● TASK REQUIREMENTS: Show each line that has the string "name" in it.

● EXCERPTED RECORDS:

[Begin]

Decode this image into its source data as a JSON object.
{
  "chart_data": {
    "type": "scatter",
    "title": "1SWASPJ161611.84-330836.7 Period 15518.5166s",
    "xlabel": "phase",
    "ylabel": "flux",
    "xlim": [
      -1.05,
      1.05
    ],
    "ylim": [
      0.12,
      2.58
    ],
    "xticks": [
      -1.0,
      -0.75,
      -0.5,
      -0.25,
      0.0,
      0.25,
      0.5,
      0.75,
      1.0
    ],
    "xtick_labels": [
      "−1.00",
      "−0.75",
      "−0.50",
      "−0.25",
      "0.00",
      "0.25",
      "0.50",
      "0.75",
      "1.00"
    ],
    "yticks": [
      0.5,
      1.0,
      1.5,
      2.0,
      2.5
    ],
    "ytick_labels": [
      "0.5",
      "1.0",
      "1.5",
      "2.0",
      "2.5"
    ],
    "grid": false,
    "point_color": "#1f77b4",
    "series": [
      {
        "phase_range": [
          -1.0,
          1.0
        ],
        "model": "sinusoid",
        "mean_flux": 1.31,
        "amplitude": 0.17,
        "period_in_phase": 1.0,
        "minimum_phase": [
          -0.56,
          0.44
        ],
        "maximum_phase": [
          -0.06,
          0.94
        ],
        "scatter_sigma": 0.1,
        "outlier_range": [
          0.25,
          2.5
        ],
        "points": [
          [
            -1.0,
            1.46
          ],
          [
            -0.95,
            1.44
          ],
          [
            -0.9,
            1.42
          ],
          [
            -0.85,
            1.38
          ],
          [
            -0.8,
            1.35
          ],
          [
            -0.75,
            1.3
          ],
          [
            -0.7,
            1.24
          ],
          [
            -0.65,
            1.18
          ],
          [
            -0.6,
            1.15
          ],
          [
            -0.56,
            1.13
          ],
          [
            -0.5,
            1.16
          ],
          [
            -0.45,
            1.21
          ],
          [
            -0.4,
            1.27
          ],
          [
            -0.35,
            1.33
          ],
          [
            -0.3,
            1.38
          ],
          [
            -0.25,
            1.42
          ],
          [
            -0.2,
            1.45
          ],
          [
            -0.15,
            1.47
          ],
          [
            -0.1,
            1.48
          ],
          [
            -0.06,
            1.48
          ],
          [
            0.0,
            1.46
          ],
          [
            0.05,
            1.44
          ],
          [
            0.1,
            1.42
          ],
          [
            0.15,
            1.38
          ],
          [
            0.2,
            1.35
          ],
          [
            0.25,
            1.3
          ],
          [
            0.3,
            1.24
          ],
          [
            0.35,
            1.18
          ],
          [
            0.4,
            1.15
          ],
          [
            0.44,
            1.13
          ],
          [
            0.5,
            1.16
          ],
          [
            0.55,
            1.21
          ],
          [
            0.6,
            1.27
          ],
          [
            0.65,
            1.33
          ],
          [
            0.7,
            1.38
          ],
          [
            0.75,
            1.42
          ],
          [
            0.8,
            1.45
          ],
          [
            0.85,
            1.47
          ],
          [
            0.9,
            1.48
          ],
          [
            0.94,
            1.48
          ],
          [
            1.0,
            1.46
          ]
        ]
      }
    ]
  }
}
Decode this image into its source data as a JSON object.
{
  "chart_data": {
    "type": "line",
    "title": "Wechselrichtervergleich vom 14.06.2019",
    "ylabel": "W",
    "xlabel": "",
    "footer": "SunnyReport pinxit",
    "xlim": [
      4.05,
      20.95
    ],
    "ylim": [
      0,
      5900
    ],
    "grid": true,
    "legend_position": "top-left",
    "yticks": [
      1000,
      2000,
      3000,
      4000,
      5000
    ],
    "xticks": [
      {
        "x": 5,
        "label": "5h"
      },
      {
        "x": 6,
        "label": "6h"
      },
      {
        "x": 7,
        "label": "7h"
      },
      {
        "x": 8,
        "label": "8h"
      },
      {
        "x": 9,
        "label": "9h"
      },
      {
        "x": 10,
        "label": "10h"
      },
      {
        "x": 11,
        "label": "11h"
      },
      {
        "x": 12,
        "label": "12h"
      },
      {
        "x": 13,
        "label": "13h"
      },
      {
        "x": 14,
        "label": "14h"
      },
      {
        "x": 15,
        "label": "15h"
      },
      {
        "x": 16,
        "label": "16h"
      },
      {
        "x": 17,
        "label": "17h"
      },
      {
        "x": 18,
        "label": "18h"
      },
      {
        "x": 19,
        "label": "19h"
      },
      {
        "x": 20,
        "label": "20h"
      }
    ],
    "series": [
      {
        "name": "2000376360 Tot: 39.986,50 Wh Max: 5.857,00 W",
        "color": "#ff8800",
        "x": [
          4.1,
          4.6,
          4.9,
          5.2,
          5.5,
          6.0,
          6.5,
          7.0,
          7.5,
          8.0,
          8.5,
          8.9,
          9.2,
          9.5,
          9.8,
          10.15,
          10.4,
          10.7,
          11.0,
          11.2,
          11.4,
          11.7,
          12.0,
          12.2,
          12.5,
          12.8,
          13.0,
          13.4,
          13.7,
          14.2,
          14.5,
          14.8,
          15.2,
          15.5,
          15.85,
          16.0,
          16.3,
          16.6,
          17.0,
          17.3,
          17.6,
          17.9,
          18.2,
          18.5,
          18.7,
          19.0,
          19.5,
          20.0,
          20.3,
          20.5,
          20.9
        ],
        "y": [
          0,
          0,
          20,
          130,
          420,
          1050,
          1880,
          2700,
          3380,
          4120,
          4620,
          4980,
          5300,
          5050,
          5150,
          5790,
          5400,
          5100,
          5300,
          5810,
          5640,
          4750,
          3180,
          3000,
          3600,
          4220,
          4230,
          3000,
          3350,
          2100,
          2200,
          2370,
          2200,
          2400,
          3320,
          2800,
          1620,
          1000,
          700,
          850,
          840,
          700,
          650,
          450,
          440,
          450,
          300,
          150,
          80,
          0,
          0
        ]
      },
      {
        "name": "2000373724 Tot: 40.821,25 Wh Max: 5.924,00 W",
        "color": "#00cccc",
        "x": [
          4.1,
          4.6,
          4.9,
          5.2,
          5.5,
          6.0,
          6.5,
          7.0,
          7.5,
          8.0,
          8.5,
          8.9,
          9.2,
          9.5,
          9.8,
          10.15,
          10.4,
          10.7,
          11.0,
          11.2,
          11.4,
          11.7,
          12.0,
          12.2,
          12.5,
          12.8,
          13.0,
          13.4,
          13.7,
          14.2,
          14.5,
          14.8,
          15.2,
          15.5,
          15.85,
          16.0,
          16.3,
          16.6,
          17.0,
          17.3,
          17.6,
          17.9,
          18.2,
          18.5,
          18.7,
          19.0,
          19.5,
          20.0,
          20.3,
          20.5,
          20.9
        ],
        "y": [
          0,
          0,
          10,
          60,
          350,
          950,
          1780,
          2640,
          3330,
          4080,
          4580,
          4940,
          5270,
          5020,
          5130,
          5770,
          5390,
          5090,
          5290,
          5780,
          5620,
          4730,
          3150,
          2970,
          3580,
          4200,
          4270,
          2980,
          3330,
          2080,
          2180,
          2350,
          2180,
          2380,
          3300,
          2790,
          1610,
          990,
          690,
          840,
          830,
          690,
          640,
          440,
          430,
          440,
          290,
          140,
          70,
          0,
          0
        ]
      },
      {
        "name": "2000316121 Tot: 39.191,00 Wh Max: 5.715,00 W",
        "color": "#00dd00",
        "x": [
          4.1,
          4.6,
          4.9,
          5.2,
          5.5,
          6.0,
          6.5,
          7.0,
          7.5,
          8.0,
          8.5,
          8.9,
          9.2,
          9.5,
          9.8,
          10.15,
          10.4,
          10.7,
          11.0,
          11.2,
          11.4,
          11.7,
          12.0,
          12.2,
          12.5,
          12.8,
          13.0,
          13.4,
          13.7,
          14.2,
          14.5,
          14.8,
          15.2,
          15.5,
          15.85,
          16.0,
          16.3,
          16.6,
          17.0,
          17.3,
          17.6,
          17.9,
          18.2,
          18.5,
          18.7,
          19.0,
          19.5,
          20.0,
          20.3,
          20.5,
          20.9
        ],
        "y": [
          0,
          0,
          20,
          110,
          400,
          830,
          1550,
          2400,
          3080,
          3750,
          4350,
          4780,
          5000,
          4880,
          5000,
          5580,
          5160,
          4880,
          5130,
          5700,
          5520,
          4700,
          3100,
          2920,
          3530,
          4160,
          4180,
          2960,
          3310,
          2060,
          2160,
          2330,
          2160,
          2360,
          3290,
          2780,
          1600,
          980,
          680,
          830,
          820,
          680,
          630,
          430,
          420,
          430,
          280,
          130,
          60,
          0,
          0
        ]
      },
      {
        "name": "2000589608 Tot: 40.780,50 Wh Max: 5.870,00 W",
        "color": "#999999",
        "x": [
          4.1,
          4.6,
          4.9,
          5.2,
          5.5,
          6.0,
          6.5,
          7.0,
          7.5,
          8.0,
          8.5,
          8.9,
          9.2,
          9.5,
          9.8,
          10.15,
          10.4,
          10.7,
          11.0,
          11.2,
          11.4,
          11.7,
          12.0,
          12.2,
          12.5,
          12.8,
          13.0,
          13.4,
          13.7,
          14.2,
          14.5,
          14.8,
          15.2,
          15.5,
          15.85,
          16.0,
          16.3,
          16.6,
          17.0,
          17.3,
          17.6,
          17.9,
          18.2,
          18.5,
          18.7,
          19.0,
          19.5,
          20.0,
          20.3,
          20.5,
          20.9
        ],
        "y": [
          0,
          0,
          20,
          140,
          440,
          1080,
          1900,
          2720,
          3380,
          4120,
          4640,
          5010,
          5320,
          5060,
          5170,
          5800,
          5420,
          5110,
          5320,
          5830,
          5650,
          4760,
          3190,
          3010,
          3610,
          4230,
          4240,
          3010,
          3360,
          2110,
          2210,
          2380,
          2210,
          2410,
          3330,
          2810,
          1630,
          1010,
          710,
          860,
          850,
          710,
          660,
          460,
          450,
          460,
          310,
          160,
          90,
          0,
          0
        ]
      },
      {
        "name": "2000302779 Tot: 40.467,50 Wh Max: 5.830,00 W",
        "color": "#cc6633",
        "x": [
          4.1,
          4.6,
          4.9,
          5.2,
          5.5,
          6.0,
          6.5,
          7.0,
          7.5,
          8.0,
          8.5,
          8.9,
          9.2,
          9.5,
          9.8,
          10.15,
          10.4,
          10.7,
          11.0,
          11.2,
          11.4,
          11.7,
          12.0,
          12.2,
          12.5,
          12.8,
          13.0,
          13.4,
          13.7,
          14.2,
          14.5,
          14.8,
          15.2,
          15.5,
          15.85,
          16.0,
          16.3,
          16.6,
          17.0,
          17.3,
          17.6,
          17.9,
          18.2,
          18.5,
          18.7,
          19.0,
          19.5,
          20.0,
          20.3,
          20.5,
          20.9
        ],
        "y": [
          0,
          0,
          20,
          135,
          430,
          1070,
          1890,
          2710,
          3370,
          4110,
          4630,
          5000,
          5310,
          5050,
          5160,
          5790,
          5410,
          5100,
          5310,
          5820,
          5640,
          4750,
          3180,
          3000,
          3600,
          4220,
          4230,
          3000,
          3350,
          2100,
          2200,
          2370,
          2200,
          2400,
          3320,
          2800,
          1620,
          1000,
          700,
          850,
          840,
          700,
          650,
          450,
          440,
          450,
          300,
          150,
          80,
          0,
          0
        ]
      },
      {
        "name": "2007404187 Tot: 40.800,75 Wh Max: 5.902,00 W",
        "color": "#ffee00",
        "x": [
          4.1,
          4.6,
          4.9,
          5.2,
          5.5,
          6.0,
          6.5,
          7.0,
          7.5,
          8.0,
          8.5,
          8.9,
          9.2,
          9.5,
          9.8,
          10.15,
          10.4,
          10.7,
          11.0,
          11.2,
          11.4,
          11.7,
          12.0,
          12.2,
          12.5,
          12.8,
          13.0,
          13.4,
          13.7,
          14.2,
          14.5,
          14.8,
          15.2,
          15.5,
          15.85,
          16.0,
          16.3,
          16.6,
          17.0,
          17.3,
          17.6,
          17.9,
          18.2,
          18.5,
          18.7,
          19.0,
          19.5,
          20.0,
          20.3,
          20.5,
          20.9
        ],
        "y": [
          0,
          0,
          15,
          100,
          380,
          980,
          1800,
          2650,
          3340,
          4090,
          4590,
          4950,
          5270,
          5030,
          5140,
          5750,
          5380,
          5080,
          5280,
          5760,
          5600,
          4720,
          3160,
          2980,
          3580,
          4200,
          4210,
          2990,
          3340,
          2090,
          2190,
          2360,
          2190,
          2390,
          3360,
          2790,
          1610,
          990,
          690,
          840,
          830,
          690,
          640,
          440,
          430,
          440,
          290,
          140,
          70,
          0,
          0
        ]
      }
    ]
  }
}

[End]

● REPLY TO THE EXERCISE:
        "name": "2000376360 Tot: 39.986,50 Wh Max: 5.857,00 W",
        "name": "2000373724 Tot: 40.821,25 Wh Max: 5.924,00 W",
        "name": "2000316121 Tot: 39.191,00 Wh Max: 5.715,00 W",
        "name": "2000589608 Tot: 40.780,50 Wh Max: 5.870,00 W",
        "name": "2000302779 Tot: 40.467,50 Wh Max: 5.830,00 W",
        "name": "2007404187 Tot: 40.800,75 Wh Max: 5.902,00 W",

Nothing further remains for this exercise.